(Data items)

===

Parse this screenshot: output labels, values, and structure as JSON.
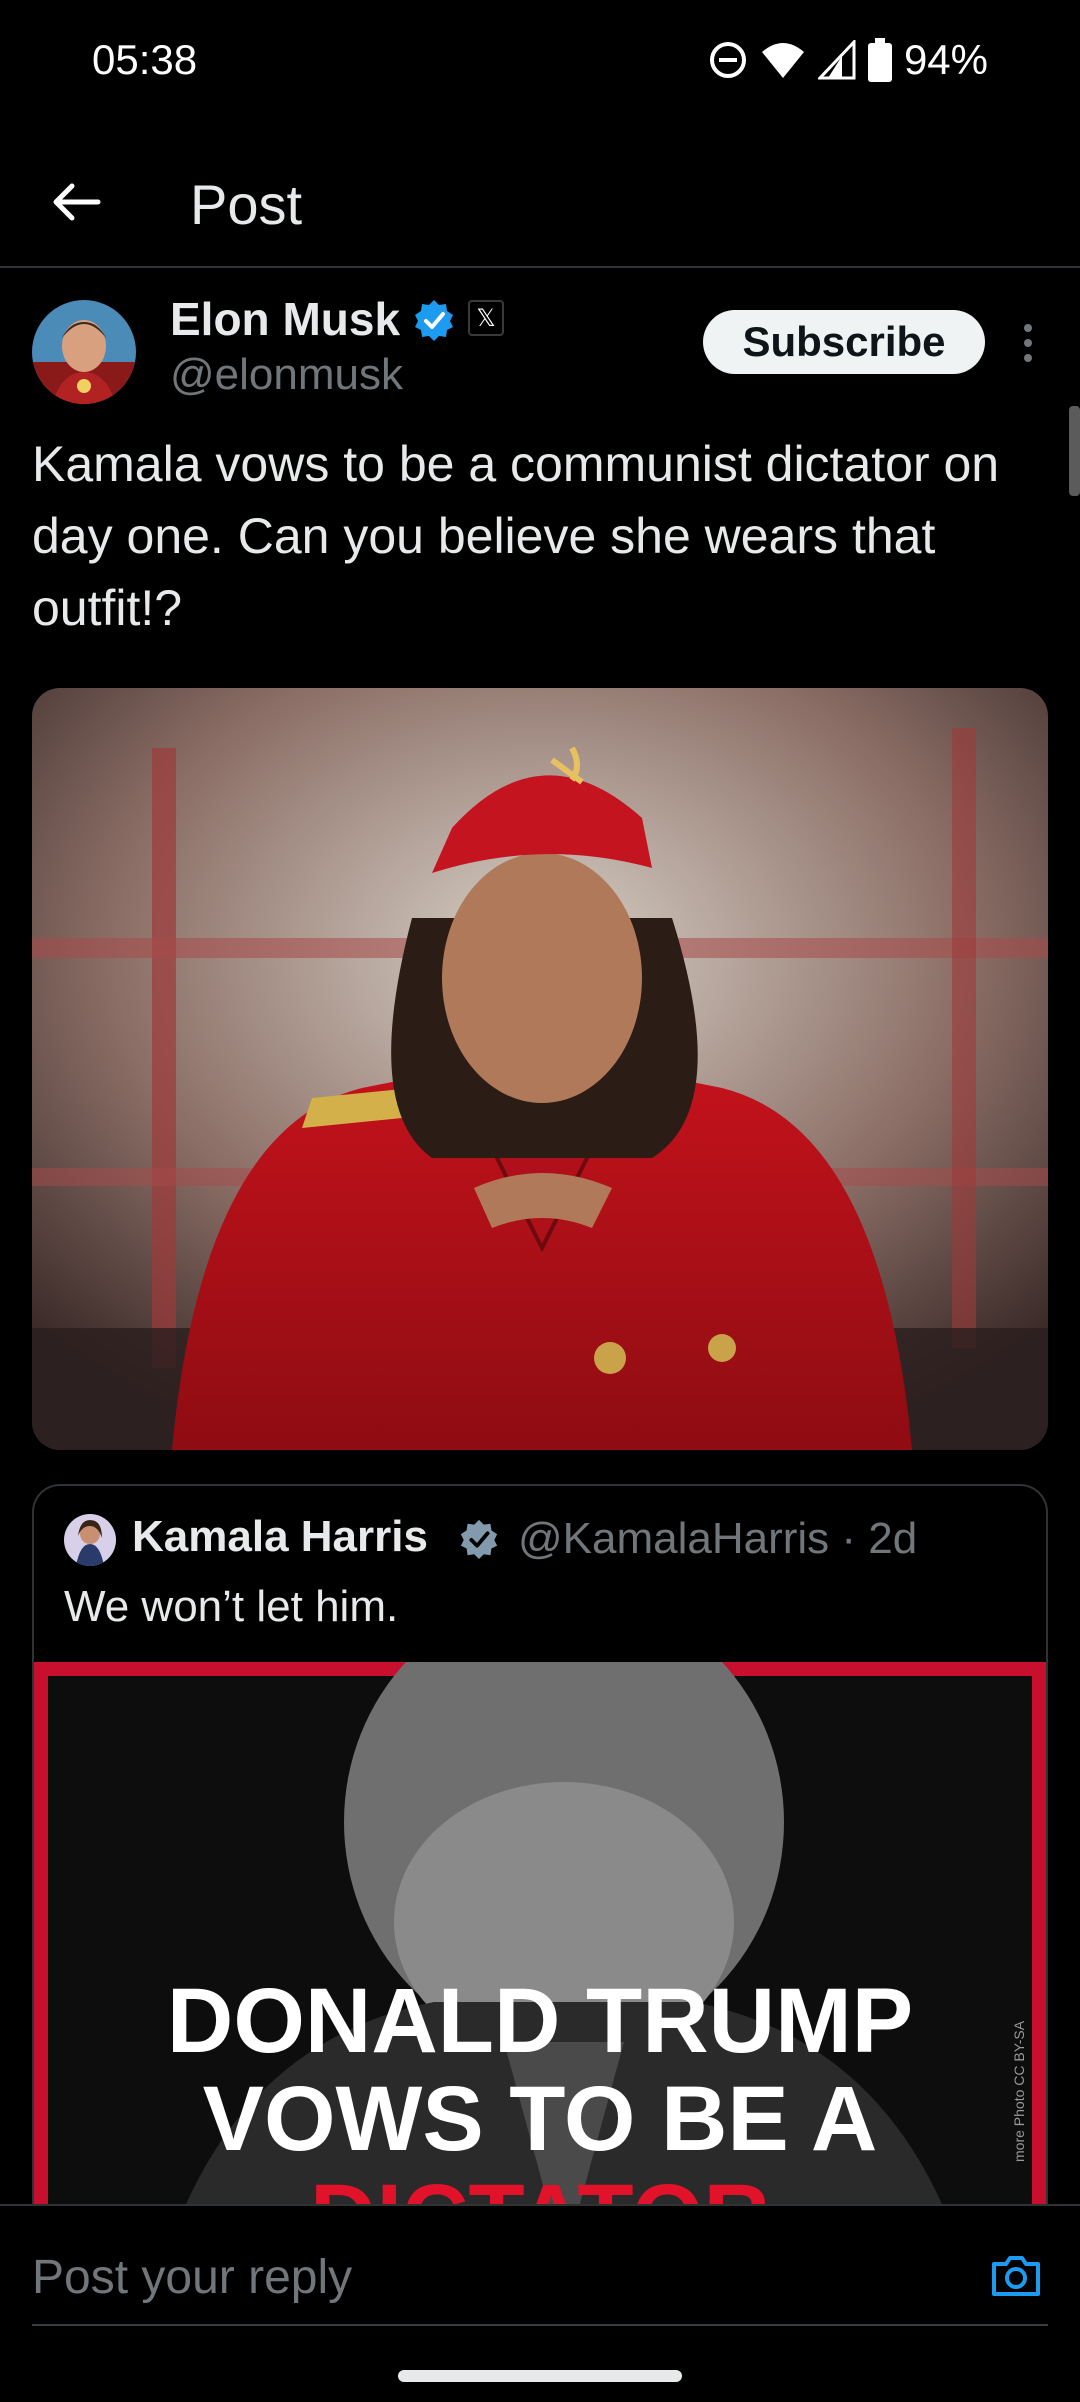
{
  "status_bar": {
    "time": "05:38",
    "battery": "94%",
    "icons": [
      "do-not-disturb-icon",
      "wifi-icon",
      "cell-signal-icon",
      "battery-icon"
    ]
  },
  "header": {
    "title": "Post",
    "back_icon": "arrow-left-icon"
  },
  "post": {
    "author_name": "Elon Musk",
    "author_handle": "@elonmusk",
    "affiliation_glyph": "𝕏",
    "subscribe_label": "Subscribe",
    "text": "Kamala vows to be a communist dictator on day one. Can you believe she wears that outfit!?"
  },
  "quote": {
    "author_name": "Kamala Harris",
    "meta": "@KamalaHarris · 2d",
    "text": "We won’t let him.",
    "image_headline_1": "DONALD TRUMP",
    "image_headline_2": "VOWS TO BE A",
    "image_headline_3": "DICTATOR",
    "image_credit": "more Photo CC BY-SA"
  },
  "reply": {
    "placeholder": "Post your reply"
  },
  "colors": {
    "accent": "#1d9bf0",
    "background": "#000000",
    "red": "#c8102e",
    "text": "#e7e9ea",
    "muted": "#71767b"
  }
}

===

Required task ▸ Filter the entries down to the lines containing "text". Copy each of those lines.

Reply ▸
    "text": "Kamala vows to be a communist dictator on day one. Can you believe she wears that outfit!?"
    "text": "We won’t let him.",
    "text": "#e7e9ea",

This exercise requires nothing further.